▶ **Work to do**
Return the material word for word. Do not include pictures.

## BEGIN Excerpted data

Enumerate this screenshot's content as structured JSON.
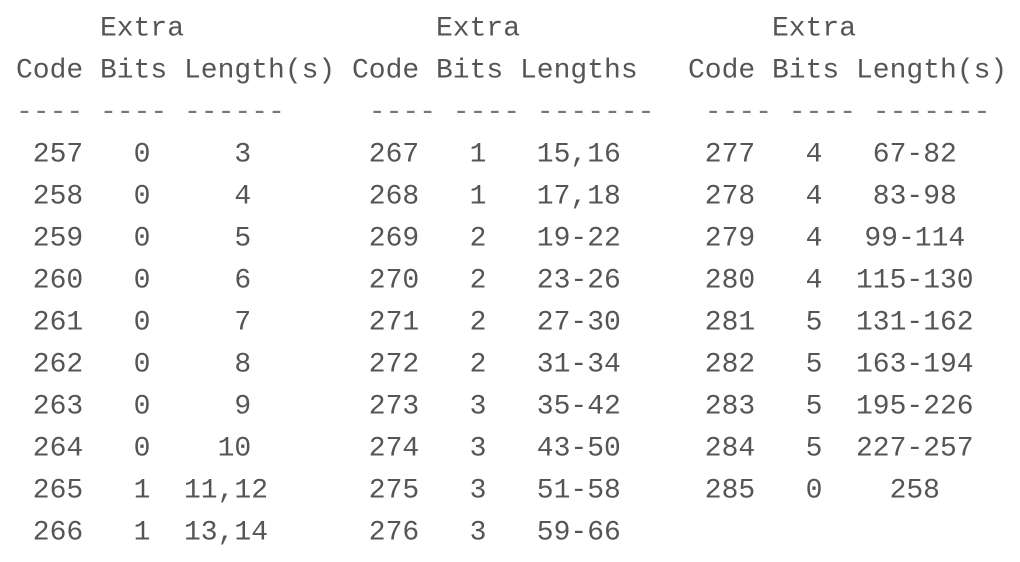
{
  "columns": [
    {
      "header_top": "Extra",
      "headers": [
        "Code",
        "Bits",
        "Length(s)"
      ],
      "rules": [
        "----",
        "----",
        "------"
      ],
      "rows": [
        [
          257,
          0,
          "3"
        ],
        [
          258,
          0,
          "4"
        ],
        [
          259,
          0,
          "5"
        ],
        [
          260,
          0,
          "6"
        ],
        [
          261,
          0,
          "7"
        ],
        [
          262,
          0,
          "8"
        ],
        [
          263,
          0,
          "9"
        ],
        [
          264,
          0,
          "10"
        ],
        [
          265,
          1,
          "11,12"
        ],
        [
          266,
          1,
          "13,14"
        ]
      ]
    },
    {
      "header_top": "Extra",
      "headers": [
        "Code",
        "Bits",
        "Lengths"
      ],
      "rules": [
        "----",
        "----",
        "-------"
      ],
      "rows": [
        [
          267,
          1,
          "15,16"
        ],
        [
          268,
          1,
          "17,18"
        ],
        [
          269,
          2,
          "19-22"
        ],
        [
          270,
          2,
          "23-26"
        ],
        [
          271,
          2,
          "27-30"
        ],
        [
          272,
          2,
          "31-34"
        ],
        [
          273,
          3,
          "35-42"
        ],
        [
          274,
          3,
          "43-50"
        ],
        [
          275,
          3,
          "51-58"
        ],
        [
          276,
          3,
          "59-66"
        ]
      ]
    },
    {
      "header_top": "Extra",
      "headers": [
        "Code",
        "Bits",
        "Length(s)"
      ],
      "rules": [
        "----",
        "----",
        "-------"
      ],
      "rows": [
        [
          277,
          4,
          "67-82"
        ],
        [
          278,
          4,
          "83-98"
        ],
        [
          279,
          4,
          "99-114"
        ],
        [
          280,
          4,
          "115-130"
        ],
        [
          281,
          5,
          "131-162"
        ],
        [
          282,
          5,
          "163-194"
        ],
        [
          283,
          5,
          "195-226"
        ],
        [
          284,
          5,
          "227-257"
        ],
        [
          285,
          0,
          "258"
        ]
      ]
    }
  ]
}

## END Excerpted data

▶ **Final result**
Enumerate this screenshot's content as structured JSON.
{
  "columns": [
    {
      "header_top": "Extra",
      "headers": [
        "Code",
        "Bits",
        "Length(s)"
      ],
      "rules": [
        "----",
        "----",
        "------"
      ],
      "rows": [
        [
          257,
          0,
          "3"
        ],
        [
          258,
          0,
          "4"
        ],
        [
          259,
          0,
          "5"
        ],
        [
          260,
          0,
          "6"
        ],
        [
          261,
          0,
          "7"
        ],
        [
          262,
          0,
          "8"
        ],
        [
          263,
          0,
          "9"
        ],
        [
          264,
          0,
          "10"
        ],
        [
          265,
          1,
          "11,12"
        ],
        [
          266,
          1,
          "13,14"
        ]
      ]
    },
    {
      "header_top": "Extra",
      "headers": [
        "Code",
        "Bits",
        "Lengths"
      ],
      "rules": [
        "----",
        "----",
        "-------"
      ],
      "rows": [
        [
          267,
          1,
          "15,16"
        ],
        [
          268,
          1,
          "17,18"
        ],
        [
          269,
          2,
          "19-22"
        ],
        [
          270,
          2,
          "23-26"
        ],
        [
          271,
          2,
          "27-30"
        ],
        [
          272,
          2,
          "31-34"
        ],
        [
          273,
          3,
          "35-42"
        ],
        [
          274,
          3,
          "43-50"
        ],
        [
          275,
          3,
          "51-58"
        ],
        [
          276,
          3,
          "59-66"
        ]
      ]
    },
    {
      "header_top": "Extra",
      "headers": [
        "Code",
        "Bits",
        "Length(s)"
      ],
      "rules": [
        "----",
        "----",
        "-------"
      ],
      "rows": [
        [
          277,
          4,
          "67-82"
        ],
        [
          278,
          4,
          "83-98"
        ],
        [
          279,
          4,
          "99-114"
        ],
        [
          280,
          4,
          "115-130"
        ],
        [
          281,
          5,
          "131-162"
        ],
        [
          282,
          5,
          "163-194"
        ],
        [
          283,
          5,
          "195-226"
        ],
        [
          284,
          5,
          "227-257"
        ],
        [
          285,
          0,
          "258"
        ]
      ]
    }
  ]
}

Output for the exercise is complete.